> Directions:
Rewrite the lines from the one with "star-icon — [1224, 24, 1244, 44]" to the one with "charity-line2-prefix: Organizacji Charytatywnej" in the items, substituting "separator" for "divider" and leaving everything else the same.
Start Working data
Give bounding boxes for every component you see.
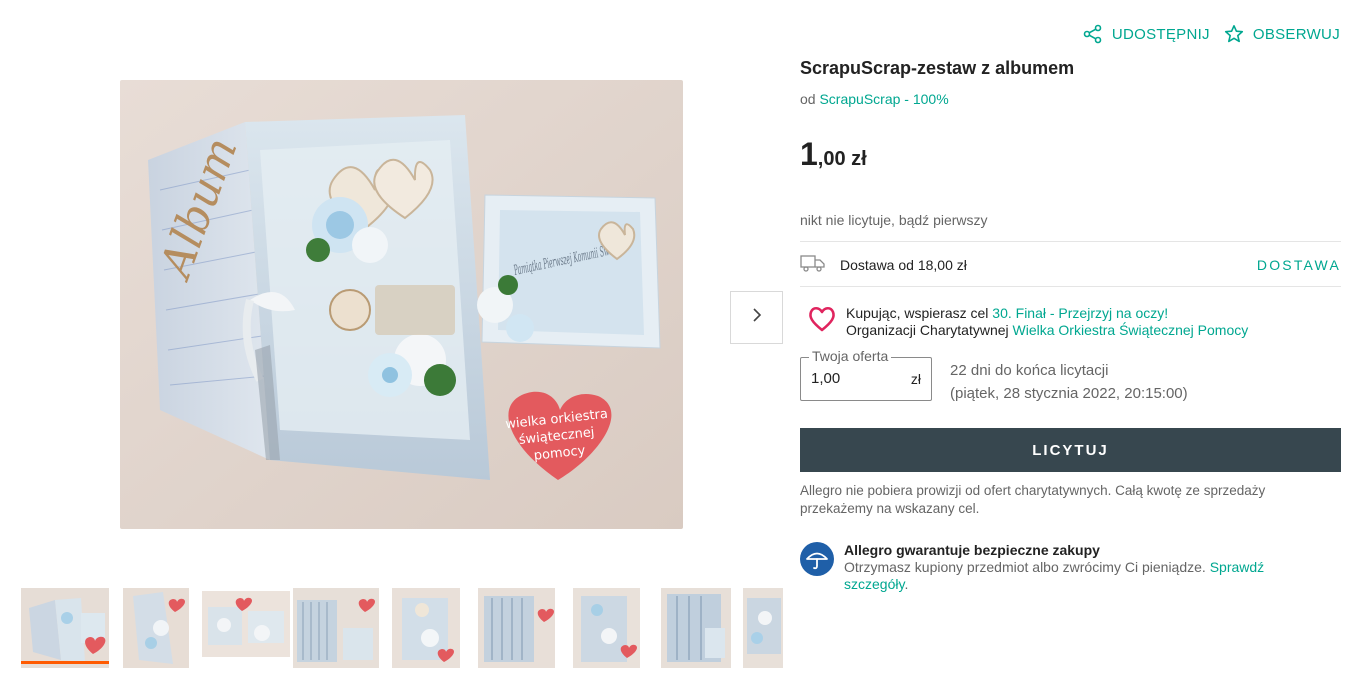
star-icon — [1224, 24, 1244, 44]
top-actions: UDOSTĘPNIJ OBSERWUJ — [1083, 24, 1340, 44]
thumbnail[interactable] — [21, 588, 109, 668]
share-label: UDOSTĘPNIJ — [1111, 25, 1210, 43]
thumbnail[interactable] — [661, 588, 731, 668]
price-integer: 1 — [800, 136, 818, 172]
main-product-image[interactable]: Album Pamiątka Pierwszej Komunii Świętej — [120, 80, 683, 529]
offer-field: Twoja oferta zł — [800, 348, 932, 401]
charity-note: Allegro nie pobiera prowizji od ofert ch… — [800, 483, 1266, 516]
guarantee-heading: Allegro gwarantuje bezpieczne zakupy — [844, 542, 1100, 558]
charity-info: Kupując, wspierasz cel 30. Finał - Przej… — [808, 305, 1248, 339]
guarantee-body: Otrzymasz kupiony przedmiot albo zwrócim… — [844, 559, 1206, 575]
heart-icon — [808, 306, 836, 339]
charity-line1-prefix: Kupując, wspierasz cel — [846, 305, 989, 321]
divider — [800, 286, 1341, 287]
thumbnail[interactable] — [743, 588, 783, 668]
auction-deadline: 22 dni do końca licytacji (piątek, 28 st… — [950, 359, 1188, 405]
active-thumbnail-indicator — [21, 661, 109, 664]
seller-line: od ScrapuScrap - 100% — [800, 91, 949, 107]
umbrella-icon — [800, 542, 834, 593]
charity-organization-link[interactable]: Wielka Orkiestra Świątecznej Pomocy — [1013, 322, 1249, 338]
offer-input[interactable] — [811, 370, 901, 387]
thumbnail[interactable] — [478, 588, 555, 668]
delivery-label: Dostawa od 18,00 zł — [840, 257, 967, 273]
bid-button[interactable]: LICYTUJ — [800, 428, 1341, 472]
divider — [800, 241, 1341, 242]
thumbnail[interactable] — [573, 588, 640, 668]
thumbnail[interactable] — [392, 588, 460, 668]
offer-label: Twoja oferta — [809, 348, 892, 364]
guarantee-end: . — [904, 576, 909, 592]
guarantee-info: Allegro gwarantuje bezpieczne zakupy Otr… — [800, 542, 1324, 593]
share-button[interactable]: UDOSTĘPNIJ — [1083, 24, 1210, 44]
thumbnail[interactable] — [293, 588, 379, 668]
thumbnail[interactable] — [202, 591, 290, 657]
next-image-button[interactable] — [730, 291, 783, 344]
thumbnail[interactable] — [123, 588, 189, 668]
bids-status: nikt nie licytuje, bądź pierwszy — [800, 212, 988, 228]
product-title: ScrapuScrap-zestaw z albumem — [800, 58, 1075, 78]
offer-currency: zł — [910, 371, 921, 387]
chevron-right-icon — [751, 307, 763, 328]
charity-line2-prefix: Organizacji Charytatywnej — [846, 322, 1009, 338]
charity-goal-link[interactable]: 30. Finał - Przejrzyj na oczy! — [992, 305, 1168, 321]
share-icon — [1083, 24, 1103, 44]
watch-button[interactable]: OBSERWUJ — [1224, 24, 1340, 44]
deadline-date: (piątek, 28 stycznia 2022, 20:15:00) — [950, 385, 1188, 402]
seller-prefix: od — [800, 91, 816, 107]
deadline-days: 22 dni do końca licytacji — [950, 362, 1109, 379]
delivery-link[interactable]: DOSTAWA — [1257, 257, 1341, 273]
thumbnail-strip — [20, 588, 783, 670]
price-decimal: ,00 zł — [817, 148, 867, 170]
truck-icon — [800, 253, 826, 278]
price: 1,00 zł — [800, 136, 867, 173]
watch-label: OBSERWUJ — [1252, 25, 1340, 43]
delivery-row: Dostawa od 18,00 zł DOSTAWA — [800, 253, 1341, 277]
seller-link[interactable]: ScrapuScrap - 100% — [819, 91, 948, 107]
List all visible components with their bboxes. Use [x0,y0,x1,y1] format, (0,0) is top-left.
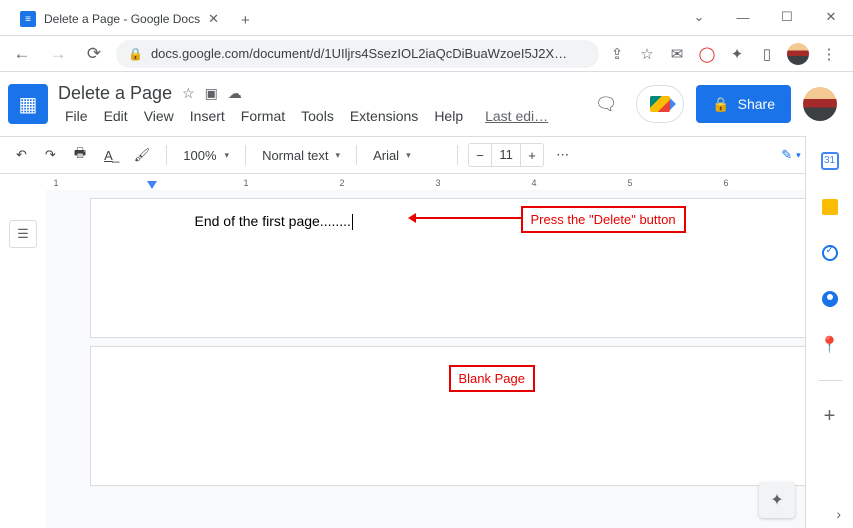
menu-format[interactable]: Format [234,106,292,126]
account-avatar[interactable] [803,87,837,121]
font-select[interactable]: Arial [367,144,447,167]
print-button[interactable]: 🖶 [68,140,92,170]
undo-button[interactable]: ↶ [10,143,33,167]
annotation-blank-page: Blank Page [449,365,536,392]
forward-button: → [44,40,72,68]
contacts-addon[interactable] [819,288,841,310]
paragraph-style-select[interactable]: Normal text [256,144,346,167]
dropdown-icon[interactable]: ⌄ [677,2,721,32]
back-button[interactable]: ← [8,40,36,68]
star-icon[interactable]: ☆ [182,85,195,102]
docs-logo[interactable]: ▦ [8,84,48,124]
zoom-select[interactable]: 100% [177,144,235,167]
menu-view[interactable]: View [137,106,181,126]
reload-button[interactable]: ⟳ [80,40,108,68]
menu-file[interactable]: File [58,106,95,126]
menu-help[interactable]: Help [427,106,470,126]
font-size-control: − 11 + [468,143,544,167]
menu-tools[interactable]: Tools [294,106,341,126]
calendar-addon[interactable]: 31 [819,150,841,172]
reader-icon[interactable]: ▯ [757,44,777,64]
last-edit-link[interactable]: Last edi… [478,106,555,126]
menu-extensions[interactable]: Extensions [343,106,425,126]
maps-addon[interactable]: 📍 [819,334,841,356]
page-2[interactable]: Blank Page [90,346,810,486]
page-1[interactable]: End of the first page........ Press the … [90,198,810,338]
editing-mode-button[interactable]: ✎ ▾ [773,143,808,167]
mail-icon[interactable]: ✉ [667,44,687,64]
text-cursor [352,214,353,230]
comments-icon[interactable]: 🗨 [588,86,624,122]
redo-button[interactable]: ↷ [39,143,62,167]
font-size-increase[interactable]: + [521,148,543,163]
share-label: Share [738,96,775,112]
browser-tab[interactable]: ≡ Delete a Page - Google Docs ✕ [8,3,231,35]
share-page-icon[interactable]: ⇪ [607,44,627,64]
document-canvas[interactable]: End of the first page........ Press the … [46,190,853,528]
chrome-menu-icon[interactable]: ⋮ [819,44,839,64]
spellcheck-button[interactable]: A̲ [98,144,122,167]
share-button[interactable]: 🔒 Share [696,85,791,123]
profile-avatar[interactable] [787,43,809,65]
maximize-button[interactable]: ☐ [765,2,809,32]
document-text[interactable]: End of the first page........ [195,213,351,229]
url-text: docs.google.com/document/d/1UIljrs4SsezI… [151,46,567,61]
address-bar[interactable]: 🔒 docs.google.com/document/d/1UIljrs4Sse… [116,40,599,68]
close-window-button[interactable]: ✕ [809,2,853,32]
meet-icon [650,96,670,112]
paint-format-button[interactable]: 🖌 [128,143,157,167]
cloud-status-icon[interactable]: ☁ [228,85,242,102]
keep-addon[interactable] [819,196,841,218]
ruler[interactable]: 1 1 2 3 4 5 6 [0,174,805,190]
tab-close-icon[interactable]: ✕ [208,11,219,27]
opera-ext-icon[interactable]: ◯ [697,44,717,64]
font-size-decrease[interactable]: − [469,148,491,163]
explore-button[interactable]: ✦ [759,482,795,518]
collapse-sidepanel-button[interactable]: › [836,506,841,522]
annotation-press-delete: Press the "Delete" button [521,206,686,233]
menu-insert[interactable]: Insert [183,106,232,126]
get-addons-button[interactable]: + [819,405,841,427]
side-panel: 31 📍 + › [805,136,853,528]
indent-marker[interactable] [147,181,157,189]
extensions-icon[interactable]: ✦ [727,44,747,64]
menu-bar: File Edit View Insert Format Tools Exten… [58,106,555,126]
tasks-addon[interactable] [819,242,841,264]
font-size-value[interactable]: 11 [491,144,521,166]
annotation-arrow [416,217,521,219]
document-title[interactable]: Delete a Page [58,83,172,104]
new-tab-button[interactable]: + [231,6,260,35]
menu-edit[interactable]: Edit [97,106,135,126]
more-toolbar-button[interactable]: ⋯ [550,143,575,167]
tab-title: Delete a Page - Google Docs [44,12,200,26]
bookmark-icon[interactable]: ☆ [637,44,657,64]
docs-favicon: ≡ [20,11,36,27]
move-icon[interactable]: ▣ [205,85,218,102]
minimize-button[interactable]: ― [721,2,765,32]
lock-share-icon: 🔒 [712,96,729,113]
meet-button[interactable] [636,85,684,123]
outline-toggle[interactable]: ☰ [9,220,37,248]
lock-icon: 🔒 [128,47,143,61]
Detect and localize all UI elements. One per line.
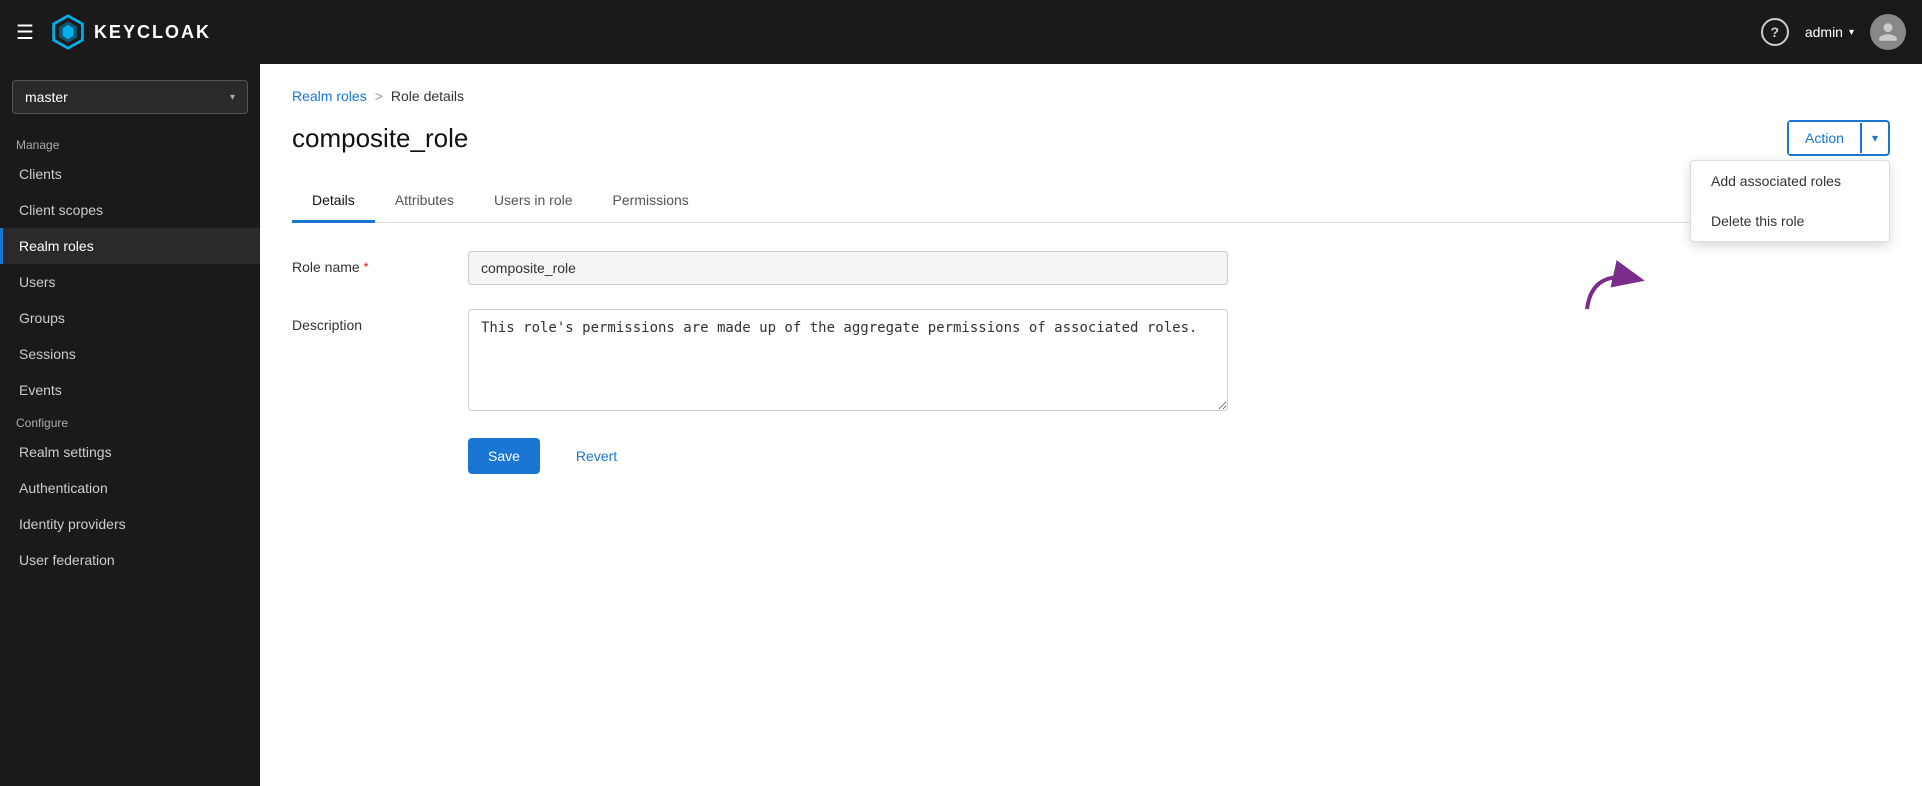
main-layout: master ▾ Manage Clients Client scopes Re… bbox=[0, 64, 1922, 786]
sidebar-item-user-federation[interactable]: User federation bbox=[0, 542, 260, 578]
breadcrumb-separator: > bbox=[375, 88, 383, 104]
tab-users-in-role[interactable]: Users in role bbox=[474, 180, 593, 223]
realm-selector[interactable]: master ▾ bbox=[12, 80, 248, 114]
page-title: composite_role bbox=[292, 123, 468, 154]
add-associated-roles-item[interactable]: Add associated roles bbox=[1691, 161, 1889, 201]
form-buttons: Save Revert bbox=[468, 438, 1890, 474]
sidebar-item-events[interactable]: Events bbox=[0, 372, 260, 408]
description-label: Description bbox=[292, 309, 452, 333]
role-name-label: Role name * bbox=[292, 251, 452, 275]
sidebar-item-realm-settings[interactable]: Realm settings bbox=[0, 434, 260, 470]
tab-attributes[interactable]: Attributes bbox=[375, 180, 474, 223]
sidebar-item-groups[interactable]: Groups bbox=[0, 300, 260, 336]
help-icon[interactable]: ? bbox=[1761, 18, 1789, 46]
configure-section-label: Configure bbox=[0, 408, 260, 434]
tab-permissions[interactable]: Permissions bbox=[593, 180, 709, 223]
sidebar-item-realm-roles-label: Realm roles bbox=[19, 238, 94, 254]
page-header: composite_role Action ▾ Add associated r… bbox=[292, 120, 1890, 156]
action-dropdown-menu: Add associated roles Delete this role bbox=[1690, 160, 1890, 242]
description-textarea[interactable]: This role's permissions are made up of t… bbox=[468, 309, 1228, 411]
breadcrumb: Realm roles > Role details bbox=[292, 88, 1890, 104]
delete-role-item[interactable]: Delete this role bbox=[1691, 201, 1889, 241]
content-area: Realm roles > Role details composite_rol… bbox=[260, 64, 1922, 786]
brand-name: KEYCLOAK bbox=[94, 22, 211, 43]
description-row: Description This role's permissions are … bbox=[292, 309, 1890, 414]
role-name-required-indicator: * bbox=[364, 260, 369, 274]
breadcrumb-current: Role details bbox=[391, 88, 464, 104]
sidebar-item-realm-settings-label: Realm settings bbox=[19, 444, 112, 460]
action-button-chevron-icon[interactable]: ▾ bbox=[1860, 123, 1888, 153]
sidebar-item-sessions-label: Sessions bbox=[19, 346, 76, 362]
sidebar-item-authentication-label: Authentication bbox=[19, 480, 108, 496]
action-button[interactable]: Action ▾ bbox=[1787, 120, 1890, 156]
sidebar-item-users[interactable]: Users bbox=[0, 264, 260, 300]
action-menu-container: Action ▾ Add associated roles Delete thi… bbox=[1787, 120, 1890, 156]
user-menu[interactable]: admin ▾ bbox=[1805, 24, 1854, 40]
sidebar-item-sessions[interactable]: Sessions bbox=[0, 336, 260, 372]
realm-chevron-icon: ▾ bbox=[230, 92, 235, 103]
sidebar-item-groups-label: Groups bbox=[19, 310, 65, 326]
sidebar-item-user-federation-label: User federation bbox=[19, 552, 115, 568]
realm-name: master bbox=[25, 89, 68, 105]
sidebar-item-clients[interactable]: Clients bbox=[0, 156, 260, 192]
sidebar-item-client-scopes[interactable]: Client scopes bbox=[0, 192, 260, 228]
tab-details[interactable]: Details bbox=[292, 180, 375, 223]
description-control: This role's permissions are made up of t… bbox=[468, 309, 1228, 414]
sidebar-item-users-label: Users bbox=[19, 274, 56, 290]
role-name-row: Role name * bbox=[292, 251, 1890, 285]
sidebar-item-authentication[interactable]: Authentication bbox=[0, 470, 260, 506]
manage-section-label: Manage bbox=[0, 130, 260, 156]
sidebar-item-realm-roles[interactable]: Realm roles bbox=[0, 228, 260, 264]
sidebar-item-events-label: Events bbox=[19, 382, 62, 398]
top-navbar: ☰ KEYCLOAK ? admin ▾ bbox=[0, 0, 1922, 64]
role-name-input[interactable] bbox=[468, 251, 1228, 285]
avatar[interactable] bbox=[1870, 14, 1906, 50]
sidebar: master ▾ Manage Clients Client scopes Re… bbox=[0, 64, 260, 786]
breadcrumb-realm-roles-link[interactable]: Realm roles bbox=[292, 88, 367, 104]
hamburger-icon[interactable]: ☰ bbox=[16, 20, 34, 45]
action-button-label[interactable]: Action bbox=[1789, 122, 1860, 154]
revert-button[interactable]: Revert bbox=[556, 438, 637, 474]
user-name: admin bbox=[1805, 24, 1843, 40]
sidebar-item-client-scopes-label: Client scopes bbox=[19, 202, 103, 218]
role-name-control bbox=[468, 251, 1228, 285]
tabs: Details Attributes Users in role Permiss… bbox=[292, 180, 1890, 223]
brand: KEYCLOAK bbox=[50, 14, 211, 50]
keycloak-logo-icon bbox=[50, 14, 86, 50]
sidebar-item-identity-providers[interactable]: Identity providers bbox=[0, 506, 260, 542]
user-menu-chevron-icon: ▾ bbox=[1849, 27, 1854, 38]
save-button[interactable]: Save bbox=[468, 438, 540, 474]
sidebar-item-identity-providers-label: Identity providers bbox=[19, 516, 126, 532]
sidebar-item-clients-label: Clients bbox=[19, 166, 62, 182]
End Working data
> Finished answer:
star-icon — [1224, 24, 1244, 44]
top-actions: UDOSTĘPNIJ OBSERWUJ — [1083, 24, 1340, 44]
thumbnail[interactable] — [21, 588, 109, 668]
share-label: UDOSTĘPNIJ — [1111, 25, 1210, 43]
thumbnail[interactable] — [661, 588, 731, 668]
price-integer: 1 — [800, 136, 818, 172]
main-product-image[interactable]: Album Pamiątka Pierwszej Komunii Świętej — [120, 80, 683, 529]
offer-field: Twoja oferta zł — [800, 348, 932, 401]
charity-note: Allegro nie pobiera prowizji od ofert ch… — [800, 483, 1266, 516]
guarantee-heading: Allegro gwarantuje bezpieczne zakupy — [844, 542, 1100, 558]
charity-info: Kupując, wspierasz cel 30. Finał - Przej… — [808, 305, 1248, 339]
guarantee-body: Otrzymasz kupiony przedmiot albo zwrócim… — [844, 559, 1206, 575]
heart-icon — [808, 306, 836, 339]
charity-line1-prefix: Kupując, wspierasz cel — [846, 305, 989, 321]
separator — [800, 286, 1341, 287]
thumbnail[interactable] — [743, 588, 783, 668]
auction-deadline: 22 dni do końca licytacji (piątek, 28 st… — [950, 359, 1188, 405]
active-thumbnail-indicator — [21, 661, 109, 664]
seller-line: od ScrapuScrap - 100% — [800, 91, 949, 107]
umbrella-icon — [800, 542, 834, 593]
charity-organization-link[interactable]: Wielka Orkiestra Świątecznej Pomocy — [1013, 322, 1249, 338]
offer-input[interactable] — [811, 370, 901, 387]
thumbnail[interactable] — [478, 588, 555, 668]
delivery-label: Dostawa od 18,00 zł — [840, 257, 967, 273]
bid-button[interactable]: LICYTUJ — [800, 428, 1341, 472]
separator — [800, 241, 1341, 242]
thumbnail[interactable] — [573, 588, 640, 668]
thumbnail[interactable] — [392, 588, 460, 668]
offer-label: Twoja oferta — [809, 348, 892, 364]
guarantee-end: . — [904, 576, 909, 592]
guarantee-info: Allegro gwarantuje bezpieczne zakupy Otr… — [800, 542, 1324, 593]
share-button[interactable]: UDOSTĘPNIJ — [1083, 24, 1210, 44]
thumbnail[interactable] — [293, 588, 379, 668]
thumbnail[interactable] — [202, 591, 290, 657]
next-image-button[interactable] — [730, 291, 783, 344]
thumbnail[interactable] — [123, 588, 189, 668]
bids-status: nikt nie licytuje, bądź pierwszy — [800, 212, 988, 228]
product-title: ScrapuScrap-zestaw z albumem — [800, 58, 1075, 78]
offer-currency: zł — [910, 371, 921, 387]
chevron-right-icon — [751, 307, 763, 328]
charity-line2-prefix: Organizacji Charytatywnej — [846, 322, 1009, 338]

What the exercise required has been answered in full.